* [What is expected]: Say how many lines of the material below contain the word "this", with no other words.

* [Items]:
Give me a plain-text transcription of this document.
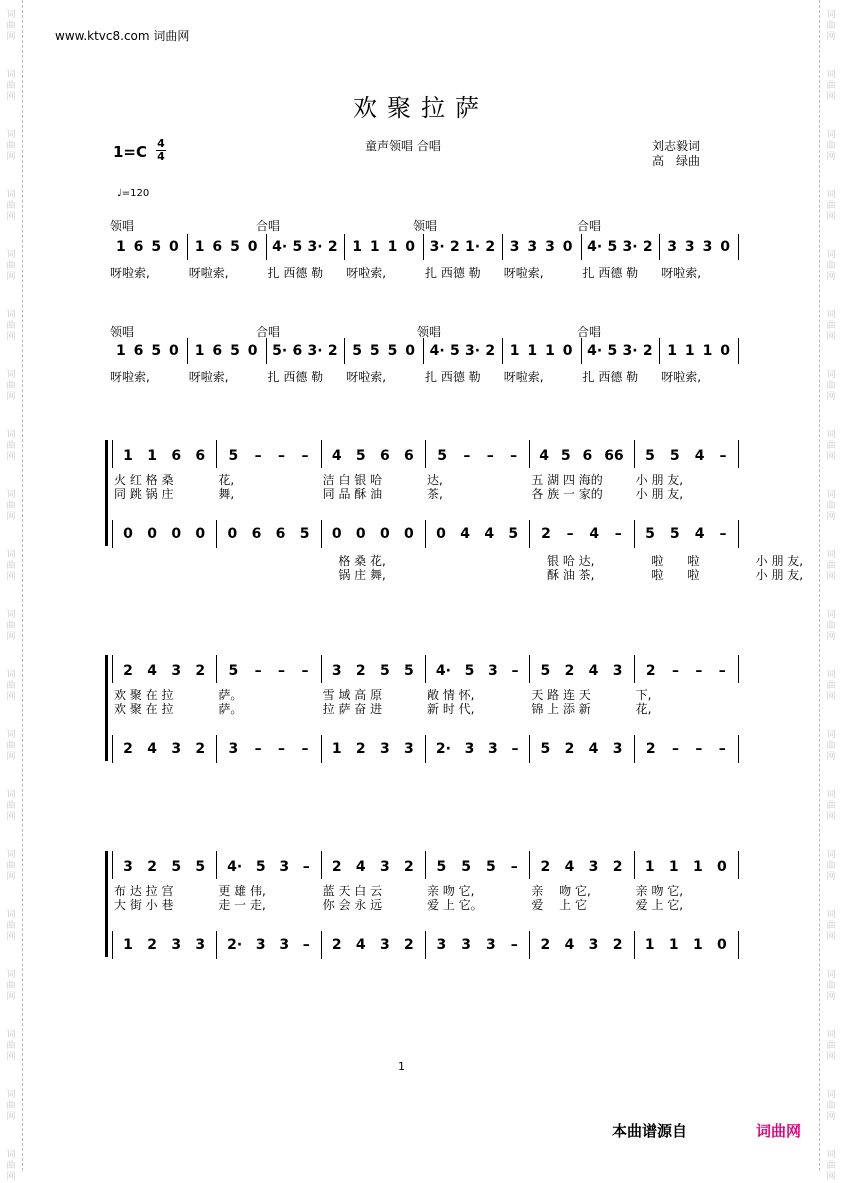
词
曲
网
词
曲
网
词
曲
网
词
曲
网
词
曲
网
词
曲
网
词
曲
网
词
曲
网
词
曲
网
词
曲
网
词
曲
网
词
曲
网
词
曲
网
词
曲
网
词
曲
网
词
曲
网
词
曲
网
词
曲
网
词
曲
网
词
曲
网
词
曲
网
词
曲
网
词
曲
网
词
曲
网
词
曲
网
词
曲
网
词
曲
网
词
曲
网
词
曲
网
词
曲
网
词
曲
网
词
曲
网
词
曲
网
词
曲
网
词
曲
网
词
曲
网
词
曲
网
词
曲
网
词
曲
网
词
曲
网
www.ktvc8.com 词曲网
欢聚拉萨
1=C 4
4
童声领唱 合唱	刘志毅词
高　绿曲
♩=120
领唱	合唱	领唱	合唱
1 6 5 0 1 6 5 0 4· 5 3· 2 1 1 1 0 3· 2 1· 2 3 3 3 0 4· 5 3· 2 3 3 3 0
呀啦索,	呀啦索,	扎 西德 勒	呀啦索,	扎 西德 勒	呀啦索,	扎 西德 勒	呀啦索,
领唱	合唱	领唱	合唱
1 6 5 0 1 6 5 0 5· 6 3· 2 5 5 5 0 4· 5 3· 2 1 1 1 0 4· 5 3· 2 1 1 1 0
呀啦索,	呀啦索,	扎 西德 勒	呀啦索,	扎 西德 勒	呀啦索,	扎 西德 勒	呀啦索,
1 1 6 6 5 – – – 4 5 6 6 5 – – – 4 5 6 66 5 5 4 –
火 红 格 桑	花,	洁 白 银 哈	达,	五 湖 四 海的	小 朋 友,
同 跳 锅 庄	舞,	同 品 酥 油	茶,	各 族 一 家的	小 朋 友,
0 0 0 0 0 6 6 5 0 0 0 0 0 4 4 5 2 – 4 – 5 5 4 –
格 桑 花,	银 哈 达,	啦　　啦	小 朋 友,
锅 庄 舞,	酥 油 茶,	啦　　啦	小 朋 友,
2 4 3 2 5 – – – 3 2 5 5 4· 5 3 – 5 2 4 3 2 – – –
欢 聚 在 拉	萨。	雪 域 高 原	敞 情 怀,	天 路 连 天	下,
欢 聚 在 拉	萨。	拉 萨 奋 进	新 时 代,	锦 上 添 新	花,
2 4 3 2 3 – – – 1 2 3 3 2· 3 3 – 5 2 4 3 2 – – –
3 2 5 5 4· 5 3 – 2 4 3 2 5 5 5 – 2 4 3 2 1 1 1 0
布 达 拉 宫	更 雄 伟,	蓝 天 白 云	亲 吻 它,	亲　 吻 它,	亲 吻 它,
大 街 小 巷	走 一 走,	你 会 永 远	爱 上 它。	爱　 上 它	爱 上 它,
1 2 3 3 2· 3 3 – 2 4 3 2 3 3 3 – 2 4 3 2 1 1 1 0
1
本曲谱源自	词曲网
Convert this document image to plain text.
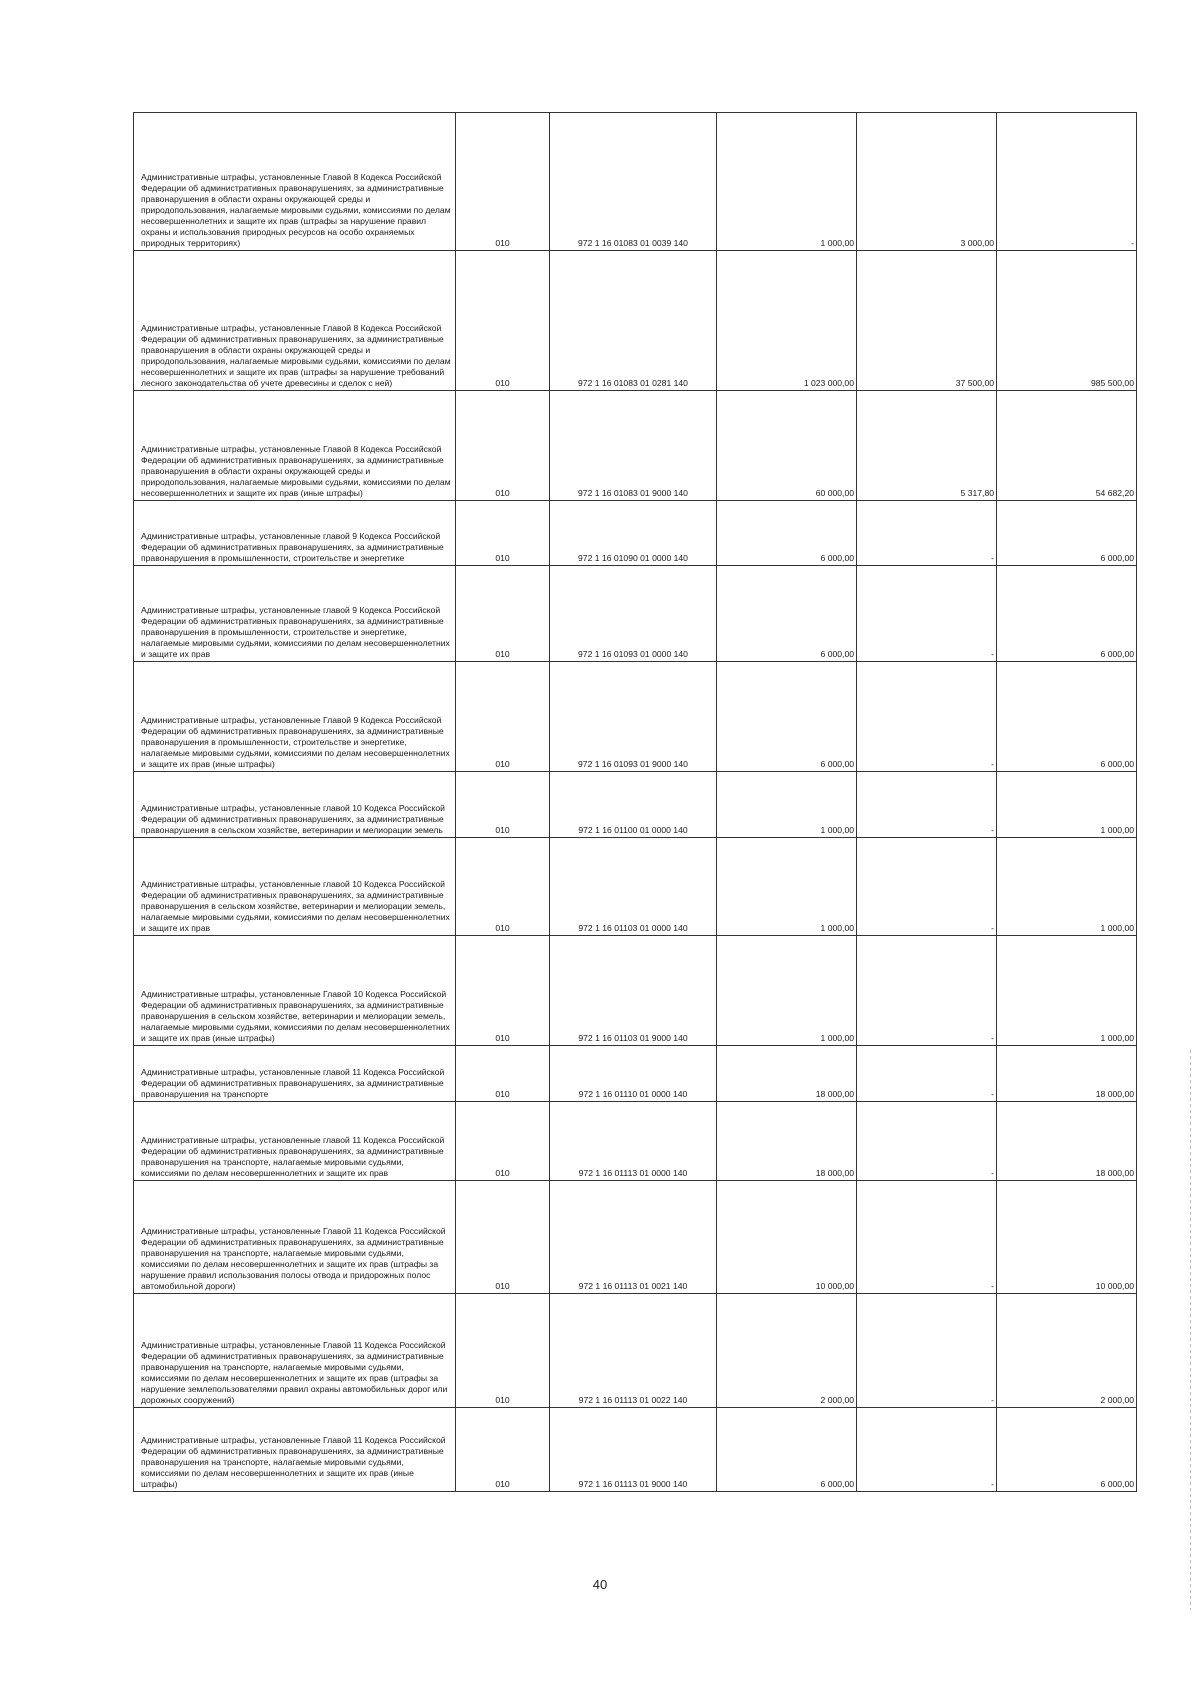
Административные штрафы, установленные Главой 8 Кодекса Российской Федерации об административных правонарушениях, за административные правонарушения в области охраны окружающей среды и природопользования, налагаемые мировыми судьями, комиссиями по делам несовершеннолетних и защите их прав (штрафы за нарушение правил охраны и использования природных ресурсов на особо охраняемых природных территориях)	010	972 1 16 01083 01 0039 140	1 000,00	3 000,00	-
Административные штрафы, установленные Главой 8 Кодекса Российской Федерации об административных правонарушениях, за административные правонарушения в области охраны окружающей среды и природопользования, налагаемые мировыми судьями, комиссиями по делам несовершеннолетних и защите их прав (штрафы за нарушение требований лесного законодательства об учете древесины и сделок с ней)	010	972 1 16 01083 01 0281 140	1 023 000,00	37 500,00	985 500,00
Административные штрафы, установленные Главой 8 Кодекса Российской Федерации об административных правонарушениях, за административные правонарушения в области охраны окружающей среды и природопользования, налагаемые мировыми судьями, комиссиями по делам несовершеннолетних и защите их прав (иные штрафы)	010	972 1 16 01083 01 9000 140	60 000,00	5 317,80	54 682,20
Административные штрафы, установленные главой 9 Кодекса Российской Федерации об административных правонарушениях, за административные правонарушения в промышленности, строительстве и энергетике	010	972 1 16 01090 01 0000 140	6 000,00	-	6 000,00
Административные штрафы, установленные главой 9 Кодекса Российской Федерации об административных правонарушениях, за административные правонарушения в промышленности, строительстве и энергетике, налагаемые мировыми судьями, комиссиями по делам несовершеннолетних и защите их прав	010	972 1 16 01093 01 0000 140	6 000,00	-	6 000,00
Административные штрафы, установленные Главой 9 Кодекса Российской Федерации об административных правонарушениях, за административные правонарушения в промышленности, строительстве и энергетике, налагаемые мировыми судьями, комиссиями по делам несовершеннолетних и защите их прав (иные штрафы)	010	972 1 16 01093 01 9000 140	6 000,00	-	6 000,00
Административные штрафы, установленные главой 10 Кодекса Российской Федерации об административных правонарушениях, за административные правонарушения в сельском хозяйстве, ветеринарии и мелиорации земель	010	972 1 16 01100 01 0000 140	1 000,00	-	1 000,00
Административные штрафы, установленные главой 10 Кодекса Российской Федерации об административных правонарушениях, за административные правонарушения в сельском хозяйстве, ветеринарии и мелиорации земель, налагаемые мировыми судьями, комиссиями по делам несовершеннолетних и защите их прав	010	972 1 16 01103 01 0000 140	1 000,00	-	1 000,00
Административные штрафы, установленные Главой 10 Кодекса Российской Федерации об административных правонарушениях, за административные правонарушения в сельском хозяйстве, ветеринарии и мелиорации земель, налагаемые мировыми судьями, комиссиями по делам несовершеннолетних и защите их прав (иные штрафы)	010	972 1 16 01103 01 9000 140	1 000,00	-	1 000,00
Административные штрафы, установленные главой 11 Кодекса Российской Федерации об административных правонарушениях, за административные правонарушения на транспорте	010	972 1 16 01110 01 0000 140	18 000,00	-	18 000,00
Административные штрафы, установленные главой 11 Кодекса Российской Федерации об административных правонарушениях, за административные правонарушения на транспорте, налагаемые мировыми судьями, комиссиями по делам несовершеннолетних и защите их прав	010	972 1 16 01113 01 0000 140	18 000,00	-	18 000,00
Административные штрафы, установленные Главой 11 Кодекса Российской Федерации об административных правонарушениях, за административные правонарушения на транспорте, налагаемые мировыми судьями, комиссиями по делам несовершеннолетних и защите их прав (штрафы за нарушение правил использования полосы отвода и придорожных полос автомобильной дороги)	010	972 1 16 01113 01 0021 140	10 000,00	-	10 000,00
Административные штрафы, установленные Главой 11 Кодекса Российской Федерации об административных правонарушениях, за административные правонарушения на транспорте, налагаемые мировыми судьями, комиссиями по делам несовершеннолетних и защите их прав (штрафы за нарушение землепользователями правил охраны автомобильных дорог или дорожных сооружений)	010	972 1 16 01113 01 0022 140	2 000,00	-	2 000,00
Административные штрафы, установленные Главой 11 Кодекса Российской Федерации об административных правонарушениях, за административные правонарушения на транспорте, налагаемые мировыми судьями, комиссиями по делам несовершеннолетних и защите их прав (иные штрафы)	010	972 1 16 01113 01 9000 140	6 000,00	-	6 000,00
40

* [Response]: 2